→ **Quoted text**
* * * * * * *
County permitting runs on a separate track from the structure itself. The county does not inspect the home, the state DOH handles that, so the county reviews only the site work: foundation, utilities, septic, drainage, setbacks, and wildfire or flood risk. Expect to provide stamped engineering plans, a site plan, foundation engineering, a septic design, and proof of water source. Timelines range from a few weeks in low volume rural counties to several months in busy resort counties.

While the county processes paperwork, two things happen in parallel, and that overlap is the point of modular. The factory builds the home, typically four to twelve weeks, under DOH inspection during production. On your lot, crews pour the foundation, rough in utilities, drill a well or install septic if needed, and cut the driveway.

Then the home arrives. Delivery runs $3,000 to $12,000 depending on distance, and a crane set runs $5,000 to $15,000. The installer must be registered with the Colorado DOH and posts an Installation Authorization form on the structure until it is certified. After the modules are joined to the foundation and the utilities are connected, finish work takes another four to twelve weeks. The DOH certifies the structure and affixes its insignia, the county does a final inspection of the site work, and the county issues the Certificate of Occupancy.
* * * * * * *
→ **Given data**
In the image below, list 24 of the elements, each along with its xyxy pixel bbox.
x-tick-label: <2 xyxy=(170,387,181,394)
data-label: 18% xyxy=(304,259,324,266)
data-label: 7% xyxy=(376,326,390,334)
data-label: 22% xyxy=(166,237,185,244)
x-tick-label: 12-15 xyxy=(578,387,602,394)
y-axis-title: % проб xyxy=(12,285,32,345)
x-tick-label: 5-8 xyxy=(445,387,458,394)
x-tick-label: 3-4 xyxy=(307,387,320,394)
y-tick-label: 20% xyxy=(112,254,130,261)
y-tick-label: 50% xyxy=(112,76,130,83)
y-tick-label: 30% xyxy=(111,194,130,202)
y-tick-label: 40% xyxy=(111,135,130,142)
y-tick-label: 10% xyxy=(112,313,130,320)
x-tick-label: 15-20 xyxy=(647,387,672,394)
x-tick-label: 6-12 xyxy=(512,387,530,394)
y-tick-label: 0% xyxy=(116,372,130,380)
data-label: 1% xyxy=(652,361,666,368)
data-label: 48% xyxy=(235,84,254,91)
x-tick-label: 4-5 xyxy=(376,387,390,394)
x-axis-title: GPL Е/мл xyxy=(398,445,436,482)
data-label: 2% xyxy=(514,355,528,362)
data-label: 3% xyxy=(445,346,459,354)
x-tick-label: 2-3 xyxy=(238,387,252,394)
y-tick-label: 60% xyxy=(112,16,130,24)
* * * * * * *
→ **Exercise tasks**
A: Write out the entries word for word, from their first line through the line that contains "x-tick-label: 12-15 xyxy=(578,387,602,394)", both included.
B: Continue the text on modular home permitting and installation from where it stops.

→ **Solved problems**
A:
In the image below, list 24 of the elements, each along with its xyxy pixel bbox.
x-tick-label: <2 xyxy=(170,387,181,394)
data-label: 18% xyxy=(304,259,324,266)
data-label: 7% xyxy=(376,326,390,334)
data-label: 22% xyxy=(166,237,185,244)
x-tick-label: 12-15 xyxy=(578,387,602,394)

B:
Financing a modular home in Colorado

Because a modular home is real property, it reaches the same loan products as a site built house, plus a few worth knowing for a from scratch build.

The construction to permanent loan, also called a one time close, is the common route for a new build. A single loan covers the land, the construction, and the permanent mortgage, with funds released in draws during the build and converted to a standard mortgage at completion. It comes in conventional, FHA, VA, and USDA versions. Lenders want a detailed quote, floor plans, foundation and site work estimates, proof of land ownership, and the usual credit and income documents.

For a completed home, conventional financing works exactly as it does for site built once the modular is permanently attached. FHA Title II covers modular homes, the standard FHA mortgage, which is different from Title I chattel lending for personal property. The 2026 FHA loan limits run from $541,287 in low cost areas to $1,249,125 in high cost ones, and Colorado’s Denver, Boulder, and mountain resort counties sit near the high end of that range.

Veterans have a path, with one recent catch. VA loans cover modular homes that meet VA, HUD, and local standards, with zero down payment for most borrowers and no monthly mortgage insurance. But most lenders withdrew their VA One Time Close construction loan programs as of May 27, 2025, citing market conditions, so a veteran building from scratch may need a different construction loan and a VA purchase loan on the finished home. USDA Rural Development loans, with no down payment, fit many rural Colorado parcels that fall inside eligible areas on the USDA maps.

Colorado runs its own programs, though they aim more at builders than individual buyers. The Proposition 123 Concessionary Debt program provides financing to factory built housing manufacturers, coordinated with the state’s Innovative Housing Incentive Program, and it is geared toward workforce housing rather than retail purchases, with processing that can take about a year. The Colorado Housing and Finance Authority administers FHA, VA, USDA, and conventional loans for permanently affixed homes and maintains a list of participating lenders.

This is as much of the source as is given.